(Data items)
[start]

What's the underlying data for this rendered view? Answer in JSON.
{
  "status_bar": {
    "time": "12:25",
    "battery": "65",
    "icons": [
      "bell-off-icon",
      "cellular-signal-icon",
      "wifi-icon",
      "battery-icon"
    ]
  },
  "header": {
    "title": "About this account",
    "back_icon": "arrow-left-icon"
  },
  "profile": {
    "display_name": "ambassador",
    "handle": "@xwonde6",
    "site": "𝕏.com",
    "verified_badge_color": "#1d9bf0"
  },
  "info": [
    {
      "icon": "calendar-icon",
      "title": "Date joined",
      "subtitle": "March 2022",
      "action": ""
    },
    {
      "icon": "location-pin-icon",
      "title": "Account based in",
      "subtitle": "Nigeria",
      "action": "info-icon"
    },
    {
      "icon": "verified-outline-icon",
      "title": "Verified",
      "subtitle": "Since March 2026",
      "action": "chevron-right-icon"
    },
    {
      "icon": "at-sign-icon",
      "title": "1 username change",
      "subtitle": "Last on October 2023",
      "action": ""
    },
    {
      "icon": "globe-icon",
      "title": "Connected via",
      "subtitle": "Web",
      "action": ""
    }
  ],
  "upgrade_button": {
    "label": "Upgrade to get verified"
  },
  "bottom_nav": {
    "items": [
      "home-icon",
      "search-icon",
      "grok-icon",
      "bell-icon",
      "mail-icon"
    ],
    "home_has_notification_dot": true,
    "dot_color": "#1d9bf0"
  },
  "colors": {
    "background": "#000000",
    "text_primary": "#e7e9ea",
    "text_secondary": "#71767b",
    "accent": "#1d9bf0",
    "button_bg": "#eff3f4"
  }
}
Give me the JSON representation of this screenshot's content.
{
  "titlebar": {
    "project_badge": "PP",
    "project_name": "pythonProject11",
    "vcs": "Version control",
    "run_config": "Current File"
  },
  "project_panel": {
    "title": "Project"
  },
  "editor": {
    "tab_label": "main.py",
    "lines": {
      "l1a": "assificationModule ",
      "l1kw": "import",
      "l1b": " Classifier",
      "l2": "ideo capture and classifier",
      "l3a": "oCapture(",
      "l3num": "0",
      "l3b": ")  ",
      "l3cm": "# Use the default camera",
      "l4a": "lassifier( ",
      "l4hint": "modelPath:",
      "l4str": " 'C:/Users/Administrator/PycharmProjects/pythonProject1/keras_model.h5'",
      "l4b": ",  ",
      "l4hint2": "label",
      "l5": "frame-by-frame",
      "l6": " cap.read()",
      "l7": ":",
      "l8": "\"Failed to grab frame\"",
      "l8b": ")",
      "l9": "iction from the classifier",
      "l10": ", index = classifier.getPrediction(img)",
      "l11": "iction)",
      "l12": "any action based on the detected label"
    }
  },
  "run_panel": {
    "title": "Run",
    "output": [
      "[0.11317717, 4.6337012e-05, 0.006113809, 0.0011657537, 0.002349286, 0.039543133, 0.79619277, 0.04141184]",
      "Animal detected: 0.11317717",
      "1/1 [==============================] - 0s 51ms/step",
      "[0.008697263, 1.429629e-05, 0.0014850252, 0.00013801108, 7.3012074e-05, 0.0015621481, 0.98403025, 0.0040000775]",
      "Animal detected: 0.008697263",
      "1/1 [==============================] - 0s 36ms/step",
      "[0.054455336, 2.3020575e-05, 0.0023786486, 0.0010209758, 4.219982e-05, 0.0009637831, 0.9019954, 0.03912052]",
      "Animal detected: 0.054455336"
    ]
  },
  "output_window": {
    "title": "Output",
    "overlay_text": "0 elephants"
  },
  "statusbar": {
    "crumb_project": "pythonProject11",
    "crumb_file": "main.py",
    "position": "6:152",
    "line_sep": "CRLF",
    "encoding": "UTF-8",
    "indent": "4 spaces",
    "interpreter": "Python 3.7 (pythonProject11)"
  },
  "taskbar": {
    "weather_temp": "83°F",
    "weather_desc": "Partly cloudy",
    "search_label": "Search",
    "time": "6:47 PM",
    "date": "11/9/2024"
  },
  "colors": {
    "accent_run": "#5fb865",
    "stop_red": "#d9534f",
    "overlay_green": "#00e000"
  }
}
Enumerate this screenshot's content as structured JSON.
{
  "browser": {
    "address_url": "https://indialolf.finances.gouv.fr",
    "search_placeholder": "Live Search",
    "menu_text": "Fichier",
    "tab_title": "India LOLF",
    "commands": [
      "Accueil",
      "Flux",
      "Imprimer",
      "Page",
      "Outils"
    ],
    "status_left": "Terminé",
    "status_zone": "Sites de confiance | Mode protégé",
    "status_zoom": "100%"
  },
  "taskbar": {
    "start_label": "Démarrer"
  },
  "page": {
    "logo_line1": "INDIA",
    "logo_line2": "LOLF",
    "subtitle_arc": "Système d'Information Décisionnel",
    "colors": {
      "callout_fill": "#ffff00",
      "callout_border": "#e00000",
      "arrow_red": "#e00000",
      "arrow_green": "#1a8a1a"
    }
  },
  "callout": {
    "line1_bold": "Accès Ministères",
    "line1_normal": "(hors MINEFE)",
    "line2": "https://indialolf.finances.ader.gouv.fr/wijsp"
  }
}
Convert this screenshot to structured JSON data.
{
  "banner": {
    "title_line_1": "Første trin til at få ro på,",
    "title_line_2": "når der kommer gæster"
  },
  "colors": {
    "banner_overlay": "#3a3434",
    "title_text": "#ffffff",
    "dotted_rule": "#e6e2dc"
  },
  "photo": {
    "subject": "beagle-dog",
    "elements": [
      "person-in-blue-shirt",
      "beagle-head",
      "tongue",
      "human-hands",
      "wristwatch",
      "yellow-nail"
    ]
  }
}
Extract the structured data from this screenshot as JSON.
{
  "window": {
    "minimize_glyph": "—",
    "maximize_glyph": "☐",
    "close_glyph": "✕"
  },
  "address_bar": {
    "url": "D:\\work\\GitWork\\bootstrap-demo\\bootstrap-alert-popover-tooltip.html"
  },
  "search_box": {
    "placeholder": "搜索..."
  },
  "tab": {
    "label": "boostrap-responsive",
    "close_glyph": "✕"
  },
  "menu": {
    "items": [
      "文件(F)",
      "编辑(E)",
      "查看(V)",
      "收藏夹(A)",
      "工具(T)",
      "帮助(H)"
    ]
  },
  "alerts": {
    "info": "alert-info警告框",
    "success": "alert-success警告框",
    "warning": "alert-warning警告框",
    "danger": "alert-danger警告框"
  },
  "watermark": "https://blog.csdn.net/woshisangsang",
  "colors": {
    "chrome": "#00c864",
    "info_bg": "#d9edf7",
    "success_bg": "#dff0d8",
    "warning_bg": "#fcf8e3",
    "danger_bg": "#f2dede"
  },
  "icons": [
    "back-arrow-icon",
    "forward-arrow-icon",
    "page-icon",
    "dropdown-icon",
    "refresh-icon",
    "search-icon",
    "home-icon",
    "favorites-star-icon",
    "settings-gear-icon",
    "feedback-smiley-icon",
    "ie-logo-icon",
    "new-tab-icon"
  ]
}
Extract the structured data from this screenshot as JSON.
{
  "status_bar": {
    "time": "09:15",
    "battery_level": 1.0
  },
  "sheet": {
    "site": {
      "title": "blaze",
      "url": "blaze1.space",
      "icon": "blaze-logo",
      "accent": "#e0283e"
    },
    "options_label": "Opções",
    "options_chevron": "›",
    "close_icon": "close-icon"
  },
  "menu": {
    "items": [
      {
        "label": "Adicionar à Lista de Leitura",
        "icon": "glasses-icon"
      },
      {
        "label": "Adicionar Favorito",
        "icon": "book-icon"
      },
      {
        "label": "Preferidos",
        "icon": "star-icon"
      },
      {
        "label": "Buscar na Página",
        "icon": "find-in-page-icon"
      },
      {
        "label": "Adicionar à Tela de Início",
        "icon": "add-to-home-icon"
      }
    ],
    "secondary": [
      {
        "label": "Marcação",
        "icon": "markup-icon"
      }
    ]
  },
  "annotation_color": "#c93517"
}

[end]

Required task ▸
Return every line containing "structured".

Result ▸
Enumerate this screenshot's content as structured JSON.
Convert this screenshot to structured JSON data.
Extract the structured data from this screenshot as JSON.
Extract the structured data from this screenshot as JSON.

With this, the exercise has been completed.